TEKS:
Tak tahan dicaci. Cak Budi kemudian menjual barang-barang yang jadi kontroversial tersebut. Hasil penjualan barang dan uang yang mengendap di kasnya kemudian dia serahkan lembaga sosial Aksi Cepat Tanggap (ACT).
Total dana yang diserahkan ke ACT mencapai Rp1,77 miliar. Rinciannya donasi netizen yang ia terima melalui rekening pribadinya sebesar Rp560 juta, penyaluran dana lewat situs Kitabisa.com Rp814 juta, dan hasil penjualan mobil Rp 400 juta. Atas ketidaknyamanannya, kemudian Cak Budi meminta maaf karena dianggap telah mengecewakan berbagai pihak.
Kasus ini membuat Menteri Sosial Khofifah Indar Parawansa angkat bicara. Cak Budi pun dipanggil ke Kemensos Kamis (4/5/2017). Kepada wartawan dia menjelaskan alasannya memakai uang donasi itu untuk membeli mobil Fortuner. Dia berkilah bahwa mobil sport SUV itu diperlukannya untuk menjangkau daerah pedalaman yang sulit kondisi medannya menantang.
Jika merujuk Peraturan Pemerintah Republik Indonesia Nomor 29 tahun 1980 pasal 2 tentang pelaksanaan pengumpulan barang dan uang, pengumpulan sumbangan yang dilakukan Cak Budi mestinya meminta izin kepada pemerintah. Dia abai soal hal ini.
Menteri Sosial Khofifah Indar Parawansa menegur Cak Budi untuk melembagakan kegiatan sosialnya sehingga sesuai dengan aturan dan memenuhi standar transparansi. "Mudah-mudahan Cak Budi segera buat lembaga karena dengan niat yang baik kita apresiasi semoga bisa terkontrol dengan baik," kata Mensos usai bertemu dengan Cak Budi.

BAHAN SUMBER:
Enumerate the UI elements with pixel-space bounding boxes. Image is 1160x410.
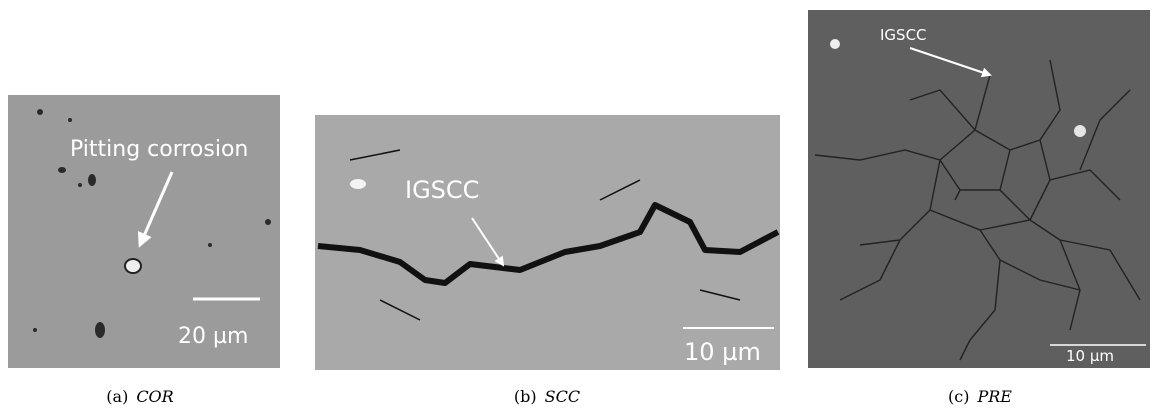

PERMASALAHAN:
Kembalikan bagian teks tentang dana donasi Cak Budi, mulai dari "Tak tahan dicaci." sampai dengan "Cepat Tanggap (ACT).", tanpa mengubah satu kata pun. Data di atas merupakan bahan yang terpisah dari teks.

PENYELESAIAN LATIHAN:
Tak tahan dicaci. Cak Budi kemudian menjual barang-barang yang jadi kontroversial tersebut. Hasil penjualan barang dan uang yang mengendap di kasnya kemudian dia serahkan lembaga sosial Aksi Cepat Tanggap (ACT).